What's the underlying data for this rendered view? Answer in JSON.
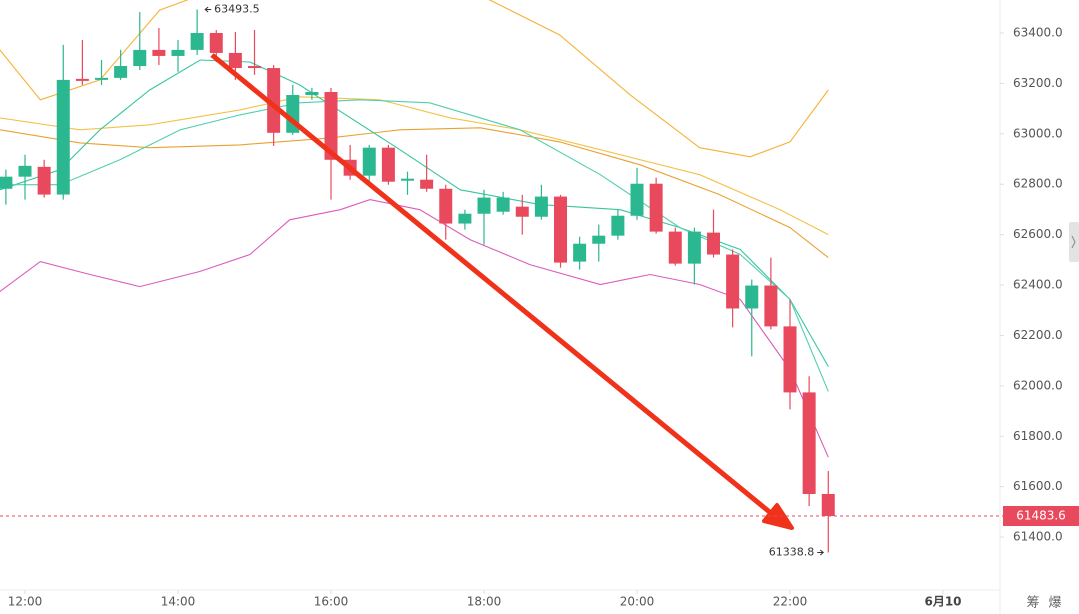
{
  "chart_data": {
    "type": "candlestick",
    "up_color": "#2bb78f",
    "down_color": "#e9495d",
    "x": [
      11.75,
      12,
      12.25,
      12.5,
      12.75,
      13,
      13.25,
      13.5,
      13.75,
      14,
      14.25,
      14.5,
      14.75,
      15,
      15.25,
      15.5,
      15.75,
      16,
      16.25,
      16.5,
      16.75,
      17,
      17.25,
      17.5,
      17.75,
      18,
      18.25,
      18.5,
      18.75,
      19,
      19.25,
      19.5,
      19.75,
      20,
      20.25,
      20.5,
      20.75,
      21,
      21.25,
      21.5,
      21.75,
      22,
      22.25,
      22.5
    ],
    "open": [
      62782,
      62830,
      62869,
      62759,
      63218,
      63214,
      63222,
      63269,
      63333,
      63309,
      63333,
      63400,
      63321,
      63269,
      63261,
      63004,
      63154,
      63166,
      62897,
      62834,
      62945,
      62814,
      62818,
      62782,
      62644,
      62683,
      62691,
      62711,
      62671,
      62751,
      62493,
      62564,
      62596,
      62675,
      62802,
      62612,
      62485,
      62608,
      62521,
      62307,
      62398,
      62236,
      61974,
      61571
    ],
    "high": [
      62858,
      62917,
      62897,
      63353,
      63372,
      63293,
      63333,
      63483,
      63420,
      63372,
      63493.5,
      63412,
      63404,
      63412,
      63273,
      63194,
      63182,
      63182,
      62956,
      62956,
      62956,
      62850,
      62917,
      62798,
      62699,
      62778,
      62770,
      62758,
      62798,
      62758,
      62592,
      62640,
      62699,
      62865,
      62826,
      62628,
      62628,
      62699,
      62541,
      62422,
      62509,
      62343,
      62038,
      61662
    ],
    "low": [
      62719,
      62739,
      62747,
      62739,
      63194,
      63194,
      63214,
      63253,
      63273,
      63246,
      63313,
      63285,
      63214,
      63234,
      62952,
      62996,
      63135,
      62739,
      62818,
      62798,
      62798,
      62758,
      62770,
      62580,
      62620,
      62560,
      62679,
      62600,
      62659,
      62469,
      62461,
      62493,
      62580,
      62659,
      62604,
      62477,
      62402,
      62509,
      62232,
      62117,
      62224,
      61907,
      61523,
      61338.8
    ],
    "close": [
      62830,
      62873,
      62759,
      63214,
      63210,
      63222,
      63269,
      63333,
      63309,
      63333,
      63400,
      63321,
      63261,
      63261,
      63004,
      63154,
      63166,
      62897,
      62834,
      62945,
      62810,
      62822,
      62782,
      62644,
      62683,
      62747,
      62747,
      62671,
      62751,
      62489,
      62564,
      62596,
      62675,
      62802,
      62612,
      62485,
      62612,
      62521,
      62307,
      62398,
      62236,
      61974,
      61571,
      61483.6
    ],
    "overlays": [
      {
        "color": "#f5b335",
        "x": [
          11.67,
          12.2,
          12.98,
          13.76,
          14.29,
          17.95,
          18.99,
          19.91,
          20.82,
          21.48,
          22.0,
          22.5
        ],
        "values": [
          63333,
          63135,
          63214,
          63491,
          63550,
          63550,
          63392,
          63155,
          62945,
          62909,
          62968,
          63174
        ]
      },
      {
        "color": "#f3c24a",
        "x": [
          11.67,
          12.72,
          13.63,
          14.81,
          15.59,
          16.64,
          17.56,
          18.47,
          19.52,
          20.82,
          21.87,
          22.5
        ],
        "values": [
          63063,
          63016,
          63036,
          63095,
          63147,
          63135,
          63063,
          63016,
          62937,
          62838,
          62699,
          62600
        ]
      },
      {
        "color": "#eaa132",
        "x": [
          11.67,
          12.72,
          13.63,
          14.81,
          15.99,
          16.9,
          17.95,
          18.99,
          20.04,
          21.08,
          22.0,
          22.5
        ],
        "values": [
          63016,
          62964,
          62945,
          62956,
          62984,
          63016,
          63024,
          62968,
          62877,
          62759,
          62628,
          62509
        ]
      },
      {
        "color": "#37c6a0",
        "x": [
          11.67,
          12.46,
          12.98,
          13.63,
          14.29,
          14.94,
          15.59,
          15.99,
          16.9,
          17.69,
          18.73,
          19.78,
          20.56,
          21.35,
          22.0,
          22.5
        ],
        "values": [
          62778,
          62858,
          63016,
          63174,
          63293,
          63285,
          63194,
          63115,
          62937,
          62778,
          62719,
          62699,
          62628,
          62541,
          62343,
          62077
        ]
      },
      {
        "color": "#4fd0b0",
        "x": [
          11.67,
          12.46,
          13.24,
          14.03,
          14.81,
          15.59,
          16.38,
          17.29,
          18.47,
          19.52,
          20.56,
          21.35,
          22.0,
          22.5
        ],
        "values": [
          62798,
          62798,
          62897,
          63016,
          63075,
          63123,
          63135,
          63123,
          63016,
          62838,
          62628,
          62521,
          62343,
          61978
        ]
      },
      {
        "color": "#db5cbb",
        "x": [
          11.67,
          12.2,
          12.85,
          13.5,
          14.29,
          14.94,
          15.46,
          16.12,
          16.51,
          17.16,
          17.82,
          18.6,
          19.52,
          20.17,
          20.82,
          21.35,
          22.0,
          22.5
        ],
        "values": [
          62374,
          62493,
          62442,
          62394,
          62454,
          62521,
          62659,
          62699,
          62739,
          62699,
          62580,
          62481,
          62402,
          62442,
          62402,
          62343,
          62065,
          61717
        ]
      }
    ],
    "xlim": [
      11.673,
      24.745
    ],
    "ylim": [
      61190,
      63531
    ],
    "xticks": [
      {
        "value": 12,
        "label": "12:00"
      },
      {
        "value": 14,
        "label": "14:00"
      },
      {
        "value": 16,
        "label": "16:00"
      },
      {
        "value": 18,
        "label": "18:00"
      },
      {
        "value": 20,
        "label": "20:00"
      },
      {
        "value": 22,
        "label": "22:00"
      },
      {
        "value": 24,
        "label": "6月10"
      }
    ],
    "yticks": [
      {
        "value": 61400,
        "label": "61400.0"
      },
      {
        "value": 61600,
        "label": "61600.0"
      },
      {
        "value": 61800,
        "label": "61800.0"
      },
      {
        "value": 62000,
        "label": "62000.0"
      },
      {
        "value": 62200,
        "label": "62200.0"
      },
      {
        "value": 62400,
        "label": "62400.0"
      },
      {
        "value": 62600,
        "label": "62600.0"
      },
      {
        "value": 62800,
        "label": "62800.0"
      },
      {
        "value": 63000,
        "label": "63000.0"
      },
      {
        "value": 63200,
        "label": "63200.0"
      },
      {
        "value": 63400,
        "label": "63400.0"
      }
    ],
    "high_mark_index": 10,
    "low_mark_index": 43
  },
  "toolbar_labels": [
    "筹",
    "爆"
  ]
}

Prompt - Make an exact copy of the whole listing, but don't bring over any pictures.

Output for this task -
What's the underlying data for this rendered view? Answer in JSON.
{
  "chart_data": {
    "type": "candlestick",
    "up_color": "#2bb78f",
    "down_color": "#e9495d",
    "x": [
      11.75,
      12,
      12.25,
      12.5,
      12.75,
      13,
      13.25,
      13.5,
      13.75,
      14,
      14.25,
      14.5,
      14.75,
      15,
      15.25,
      15.5,
      15.75,
      16,
      16.25,
      16.5,
      16.75,
      17,
      17.25,
      17.5,
      17.75,
      18,
      18.25,
      18.5,
      18.75,
      19,
      19.25,
      19.5,
      19.75,
      20,
      20.25,
      20.5,
      20.75,
      21,
      21.25,
      21.5,
      21.75,
      22,
      22.25,
      22.5
    ],
    "open": [
      62782,
      62830,
      62869,
      62759,
      63218,
      63214,
      63222,
      63269,
      63333,
      63309,
      63333,
      63400,
      63321,
      63269,
      63261,
      63004,
      63154,
      63166,
      62897,
      62834,
      62945,
      62814,
      62818,
      62782,
      62644,
      62683,
      62691,
      62711,
      62671,
      62751,
      62493,
      62564,
      62596,
      62675,
      62802,
      62612,
      62485,
      62608,
      62521,
      62307,
      62398,
      62236,
      61974,
      61571
    ],
    "high": [
      62858,
      62917,
      62897,
      63353,
      63372,
      63293,
      63333,
      63483,
      63420,
      63372,
      63493.5,
      63412,
      63404,
      63412,
      63273,
      63194,
      63182,
      63182,
      62956,
      62956,
      62956,
      62850,
      62917,
      62798,
      62699,
      62778,
      62770,
      62758,
      62798,
      62758,
      62592,
      62640,
      62699,
      62865,
      62826,
      62628,
      62628,
      62699,
      62541,
      62422,
      62509,
      62343,
      62038,
      61662
    ],
    "low": [
      62719,
      62739,
      62747,
      62739,
      63194,
      63194,
      63214,
      63253,
      63273,
      63246,
      63313,
      63285,
      63214,
      63234,
      62952,
      62996,
      63135,
      62739,
      62818,
      62798,
      62798,
      62758,
      62770,
      62580,
      62620,
      62560,
      62679,
      62600,
      62659,
      62469,
      62461,
      62493,
      62580,
      62659,
      62604,
      62477,
      62402,
      62509,
      62232,
      62117,
      62224,
      61907,
      61523,
      61338.8
    ],
    "close": [
      62830,
      62873,
      62759,
      63214,
      63210,
      63222,
      63269,
      63333,
      63309,
      63333,
      63400,
      63321,
      63261,
      63261,
      63004,
      63154,
      63166,
      62897,
      62834,
      62945,
      62810,
      62822,
      62782,
      62644,
      62683,
      62747,
      62747,
      62671,
      62751,
      62489,
      62564,
      62596,
      62675,
      62802,
      62612,
      62485,
      62612,
      62521,
      62307,
      62398,
      62236,
      61974,
      61571,
      61483.6
    ],
    "overlays": [
      {
        "color": "#f5b335",
        "x": [
          11.67,
          12.2,
          12.98,
          13.76,
          14.29,
          17.95,
          18.99,
          19.91,
          20.82,
          21.48,
          22.0,
          22.5
        ],
        "values": [
          63333,
          63135,
          63214,
          63491,
          63550,
          63550,
          63392,
          63155,
          62945,
          62909,
          62968,
          63174
        ]
      },
      {
        "color": "#f3c24a",
        "x": [
          11.67,
          12.72,
          13.63,
          14.81,
          15.59,
          16.64,
          17.56,
          18.47,
          19.52,
          20.82,
          21.87,
          22.5
        ],
        "values": [
          63063,
          63016,
          63036,
          63095,
          63147,
          63135,
          63063,
          63016,
          62937,
          62838,
          62699,
          62600
        ]
      },
      {
        "color": "#eaa132",
        "x": [
          11.67,
          12.72,
          13.63,
          14.81,
          15.99,
          16.9,
          17.95,
          18.99,
          20.04,
          21.08,
          22.0,
          22.5
        ],
        "values": [
          63016,
          62964,
          62945,
          62956,
          62984,
          63016,
          63024,
          62968,
          62877,
          62759,
          62628,
          62509
        ]
      },
      {
        "color": "#37c6a0",
        "x": [
          11.67,
          12.46,
          12.98,
          13.63,
          14.29,
          14.94,
          15.59,
          15.99,
          16.9,
          17.69,
          18.73,
          19.78,
          20.56,
          21.35,
          22.0,
          22.5
        ],
        "values": [
          62778,
          62858,
          63016,
          63174,
          63293,
          63285,
          63194,
          63115,
          62937,
          62778,
          62719,
          62699,
          62628,
          62541,
          62343,
          62077
        ]
      },
      {
        "color": "#4fd0b0",
        "x": [
          11.67,
          12.46,
          13.24,
          14.03,
          14.81,
          15.59,
          16.38,
          17.29,
          18.47,
          19.52,
          20.56,
          21.35,
          22.0,
          22.5
        ],
        "values": [
          62798,
          62798,
          62897,
          63016,
          63075,
          63123,
          63135,
          63123,
          63016,
          62838,
          62628,
          62521,
          62343,
          61978
        ]
      },
      {
        "color": "#db5cbb",
        "x": [
          11.67,
          12.2,
          12.85,
          13.5,
          14.29,
          14.94,
          15.46,
          16.12,
          16.51,
          17.16,
          17.82,
          18.6,
          19.52,
          20.17,
          20.82,
          21.35,
          22.0,
          22.5
        ],
        "values": [
          62374,
          62493,
          62442,
          62394,
          62454,
          62521,
          62659,
          62699,
          62739,
          62699,
          62580,
          62481,
          62402,
          62442,
          62402,
          62343,
          62065,
          61717
        ]
      }
    ],
    "xlim": [
      11.673,
      24.745
    ],
    "ylim": [
      61190,
      63531
    ],
    "xticks": [
      {
        "value": 12,
        "label": "12:00"
      },
      {
        "value": 14,
        "label": "14:00"
      },
      {
        "value": 16,
        "label": "16:00"
      },
      {
        "value": 18,
        "label": "18:00"
      },
      {
        "value": 20,
        "label": "20:00"
      },
      {
        "value": 22,
        "label": "22:00"
      },
      {
        "value": 24,
        "label": "6月10"
      }
    ],
    "yticks": [
      {
        "value": 61400,
        "label": "61400.0"
      },
      {
        "value": 61600,
        "label": "61600.0"
      },
      {
        "value": 61800,
        "label": "61800.0"
      },
      {
        "value": 62000,
        "label": "62000.0"
      },
      {
        "value": 62200,
        "label": "62200.0"
      },
      {
        "value": 62400,
        "label": "62400.0"
      },
      {
        "value": 62600,
        "label": "62600.0"
      },
      {
        "value": 62800,
        "label": "62800.0"
      },
      {
        "value": 63000,
        "label": "63000.0"
      },
      {
        "value": 63200,
        "label": "63200.0"
      },
      {
        "value": 63400,
        "label": "63400.0"
      }
    ],
    "high_mark_index": 10,
    "low_mark_index": 43
  },
  "toolbar_labels": [
    "筹",
    "爆"
  ]
}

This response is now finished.